**Exercise requirements:**
- A) In the post about observing stars through clouds, which three conditions will the writer no longer give up on a special event because of?
- B) Summarize the post about observing stars through clouds in two sentences.
- C) Write the next part of the post about observing stars through clouds, picking up after its final sentence.

**Exercise passage:**
***

I have to admit that I never thought I would see the day when I had a telscope that could see through solid clouds!
Ok - does not that mean we can observe any night? No. Obviously we were losing a lot of detail. And just as obvious, I have no way of knowing how thick the clouds really were. Should we have held that event for the public despite clouds - absolutely not! But I'll tell you this, if there is some special event in the future, such as an eclipse, or occultation, or even just a nice double star that I want to show people, I'm not going to give up just because of clouds, light pollution, or twilight conditions. If I can put the telescope on automatic so it can accurately find things without my being able to see them, then I know there's a chance the video camera might grab stuff I can't see.
OK - we probably should have looked through the telescope visually under those conditions as well just to learn what was visible. Some of you may be shaking your heads right now and saying - "Damn, Greg, you've been observing all this time and didn't know telescopes could see through clouds! You must be from another planet, fella "
You got that right! But I love it when things still surprise me, so ignorance - if that's what it is - can be blissful when suddenly removed. ;-)
Comments? EMail them to me and I'll post them here: gstone@umassd.edu
from Tom mote3.14.07
Greg,
Amazing that you were able to record those stars through a solid overcast. . . On a trivial note, it reminded me of one of the worst cases of sun burn I ever had after spending a day at the beach under a solid overcast.

***

**Provided material:**

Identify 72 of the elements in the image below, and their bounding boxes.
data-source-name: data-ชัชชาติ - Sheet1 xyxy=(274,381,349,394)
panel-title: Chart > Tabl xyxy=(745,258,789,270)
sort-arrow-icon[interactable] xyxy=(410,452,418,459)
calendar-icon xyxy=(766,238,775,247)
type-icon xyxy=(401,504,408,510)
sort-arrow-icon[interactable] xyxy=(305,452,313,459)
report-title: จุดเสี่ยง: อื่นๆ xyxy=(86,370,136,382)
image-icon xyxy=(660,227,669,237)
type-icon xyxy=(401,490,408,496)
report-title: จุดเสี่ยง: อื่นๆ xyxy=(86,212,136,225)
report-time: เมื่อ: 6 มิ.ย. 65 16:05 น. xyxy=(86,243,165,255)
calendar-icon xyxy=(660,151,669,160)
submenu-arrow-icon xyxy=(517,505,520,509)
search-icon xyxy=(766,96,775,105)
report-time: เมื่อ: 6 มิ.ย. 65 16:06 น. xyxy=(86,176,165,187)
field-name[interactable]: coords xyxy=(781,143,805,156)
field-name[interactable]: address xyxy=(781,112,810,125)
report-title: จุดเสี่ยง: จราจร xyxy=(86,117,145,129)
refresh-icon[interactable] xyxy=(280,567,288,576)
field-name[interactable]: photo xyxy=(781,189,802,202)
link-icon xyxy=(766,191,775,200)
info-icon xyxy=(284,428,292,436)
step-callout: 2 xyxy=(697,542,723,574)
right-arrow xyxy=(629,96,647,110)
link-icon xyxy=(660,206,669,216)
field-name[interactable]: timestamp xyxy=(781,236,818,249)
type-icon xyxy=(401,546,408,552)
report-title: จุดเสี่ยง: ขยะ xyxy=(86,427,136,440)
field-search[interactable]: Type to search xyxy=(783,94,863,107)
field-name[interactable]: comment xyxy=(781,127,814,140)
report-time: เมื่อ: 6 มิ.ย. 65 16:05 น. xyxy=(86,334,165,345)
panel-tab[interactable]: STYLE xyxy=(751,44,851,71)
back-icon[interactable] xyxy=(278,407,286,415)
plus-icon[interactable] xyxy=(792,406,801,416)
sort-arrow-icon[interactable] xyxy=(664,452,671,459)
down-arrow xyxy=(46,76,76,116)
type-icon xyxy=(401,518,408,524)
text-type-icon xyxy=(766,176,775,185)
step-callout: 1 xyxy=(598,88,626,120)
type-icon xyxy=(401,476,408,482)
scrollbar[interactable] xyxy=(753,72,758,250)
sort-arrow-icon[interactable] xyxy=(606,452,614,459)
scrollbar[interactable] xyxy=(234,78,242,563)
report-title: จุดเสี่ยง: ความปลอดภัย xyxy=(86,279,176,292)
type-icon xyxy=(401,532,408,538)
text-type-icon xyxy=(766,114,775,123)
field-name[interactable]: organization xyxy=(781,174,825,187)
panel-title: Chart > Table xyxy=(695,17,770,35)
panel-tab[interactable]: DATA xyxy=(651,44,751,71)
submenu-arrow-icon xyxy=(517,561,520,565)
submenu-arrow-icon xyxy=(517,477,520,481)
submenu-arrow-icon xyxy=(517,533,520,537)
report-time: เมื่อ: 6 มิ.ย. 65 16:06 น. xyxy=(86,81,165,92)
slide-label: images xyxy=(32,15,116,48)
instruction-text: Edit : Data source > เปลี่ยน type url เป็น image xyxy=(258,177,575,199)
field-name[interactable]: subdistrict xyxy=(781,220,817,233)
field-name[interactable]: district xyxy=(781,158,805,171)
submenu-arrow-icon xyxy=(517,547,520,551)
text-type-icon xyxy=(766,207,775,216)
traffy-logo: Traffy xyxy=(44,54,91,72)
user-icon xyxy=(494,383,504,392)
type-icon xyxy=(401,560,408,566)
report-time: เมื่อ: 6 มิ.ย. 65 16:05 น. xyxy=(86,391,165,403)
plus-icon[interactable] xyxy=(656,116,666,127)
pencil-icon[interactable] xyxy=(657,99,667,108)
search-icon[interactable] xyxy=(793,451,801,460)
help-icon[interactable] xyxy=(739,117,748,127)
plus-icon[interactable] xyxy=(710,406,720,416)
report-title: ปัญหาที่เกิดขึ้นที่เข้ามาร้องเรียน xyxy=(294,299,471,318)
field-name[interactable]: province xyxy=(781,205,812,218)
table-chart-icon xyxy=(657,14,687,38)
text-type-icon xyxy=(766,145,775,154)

***

**Answers below:**
- A) Clouds, light pollution, and twilight conditions.

- B) The writer was surprised that the telescope could record stars through solid clouds, although a lot of detail was lost and holding the public event under those clouds would have been wrong. For future special events, the writer won't give up because of clouds, light pollution, or twilight, since an automatic telescope can find targets and the video camera might capture what the eye can't see.

- C)
:-[
Tom
and my response . . .
Hi Tom:
Actually, I did NOT record them - that's just a screen shot from Starry Nights - sorry for the confusion - however, we did see them absolutely that clear and , if I had connected the DVD recorder, we could have recorded them. But I knew the clouds were rolling in, so I made no plans to record. This was an entirely serendipitous event and as such, is an interesting lesson - at least for me.
Boy, i can well imagine getting a bad sun burn that way - clouds throw you off guard - but it's good to know I';m not theonly one who finds it a bit unusual to see 8th mag stars through solid overcast. Since the video camera goes a couple magnitudes deeper than the telescope, it stands to reason you should see some stars with the scope - maybe the brightest of the trapezium ones. I just never dreamed of looking for anything on a cloudy night. I've always assumed that if I can't see stars with the naked eye because of clouds, then one can be seen.
On March 18, Bob Magnuson wrote:
Hi, GregI've been up to my eyeballs in stuff and didn't have a chance to get here.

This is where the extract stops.